**Dataset:**

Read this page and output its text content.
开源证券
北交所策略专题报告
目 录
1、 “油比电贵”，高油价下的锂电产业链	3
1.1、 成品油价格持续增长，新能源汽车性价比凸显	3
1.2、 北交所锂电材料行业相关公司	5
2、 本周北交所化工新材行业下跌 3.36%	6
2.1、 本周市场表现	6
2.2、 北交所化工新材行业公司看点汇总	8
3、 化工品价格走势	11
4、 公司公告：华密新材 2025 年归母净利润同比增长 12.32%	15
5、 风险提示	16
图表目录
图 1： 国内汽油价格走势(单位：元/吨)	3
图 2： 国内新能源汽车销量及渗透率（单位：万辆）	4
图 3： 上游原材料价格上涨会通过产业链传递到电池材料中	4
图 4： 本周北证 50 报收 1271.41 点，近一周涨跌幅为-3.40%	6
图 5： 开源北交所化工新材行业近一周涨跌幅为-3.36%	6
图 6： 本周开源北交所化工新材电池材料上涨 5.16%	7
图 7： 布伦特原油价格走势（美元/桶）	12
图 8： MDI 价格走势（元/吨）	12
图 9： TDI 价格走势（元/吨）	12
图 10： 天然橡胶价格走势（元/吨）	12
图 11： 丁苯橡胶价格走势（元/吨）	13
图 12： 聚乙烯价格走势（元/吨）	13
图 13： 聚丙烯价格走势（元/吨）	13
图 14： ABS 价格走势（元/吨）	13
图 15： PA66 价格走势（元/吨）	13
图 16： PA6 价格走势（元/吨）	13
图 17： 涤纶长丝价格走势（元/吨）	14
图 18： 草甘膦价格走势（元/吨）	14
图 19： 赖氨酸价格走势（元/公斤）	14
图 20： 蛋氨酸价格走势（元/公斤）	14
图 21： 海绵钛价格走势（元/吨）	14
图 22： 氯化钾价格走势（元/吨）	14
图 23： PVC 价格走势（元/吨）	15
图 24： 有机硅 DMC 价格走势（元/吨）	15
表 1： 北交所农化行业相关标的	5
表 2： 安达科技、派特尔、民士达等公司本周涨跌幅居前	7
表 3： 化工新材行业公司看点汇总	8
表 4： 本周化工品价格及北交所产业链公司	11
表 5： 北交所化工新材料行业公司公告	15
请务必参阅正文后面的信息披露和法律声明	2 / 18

**Required work:**
Repeat all the records. Match each line exactly.

**Solved exercise:**
Read this page and output its text content.
开源证券
北交所策略专题报告
目 录
1、 “油比电贵”，高油价下的锂电产业链	3
1.1、 成品油价格持续增长，新能源汽车性价比凸显	3
1.2、 北交所锂电材料行业相关公司	5
2、 本周北交所化工新材行业下跌 3.36%	6
2.1、 本周市场表现	6
2.2、 北交所化工新材行业公司看点汇总	8
3、 化工品价格走势	11
4、 公司公告：华密新材 2025 年归母净利润同比增长 12.32%	15
5、 风险提示	16
图表目录
图 1： 国内汽油价格走势(单位：元/吨)	3
图 2： 国内新能源汽车销量及渗透率（单位：万辆）	4
图 3： 上游原材料价格上涨会通过产业链传递到电池材料中	4
图 4： 本周北证 50 报收 1271.41 点，近一周涨跌幅为-3.40%	6
图 5： 开源北交所化工新材行业近一周涨跌幅为-3.36%	6
图 6： 本周开源北交所化工新材电池材料上涨 5.16%	7
图 7： 布伦特原油价格走势（美元/桶）	12
图 8： MDI 价格走势（元/吨）	12
图 9： TDI 价格走势（元/吨）	12
图 10： 天然橡胶价格走势（元/吨）	12
图 11： 丁苯橡胶价格走势（元/吨）	13
图 12： 聚乙烯价格走势（元/吨）	13
图 13： 聚丙烯价格走势（元/吨）	13
图 14： ABS 价格走势（元/吨）	13
图 15： PA66 价格走势（元/吨）	13
图 16： PA6 价格走势（元/吨）	13
图 17： 涤纶长丝价格走势（元/吨）	14
图 18： 草甘膦价格走势（元/吨）	14
图 19： 赖氨酸价格走势（元/公斤）	14
图 20： 蛋氨酸价格走势（元/公斤）	14
图 21： 海绵钛价格走势（元/吨）	14
图 22： 氯化钾价格走势（元/吨）	14
图 23： PVC 价格走势（元/吨）	15
图 24： 有机硅 DMC 价格走势（元/吨）	15
表 1： 北交所农化行业相关标的	5
表 2： 安达科技、派特尔、民士达等公司本周涨跌幅居前	7
表 3： 化工新材行业公司看点汇总	8
表 4： 本周化工品价格及北交所产业链公司	11
表 5： 北交所化工新材料行业公司公告	15
请务必参阅正文后面的信息披露和法律声明	2 / 18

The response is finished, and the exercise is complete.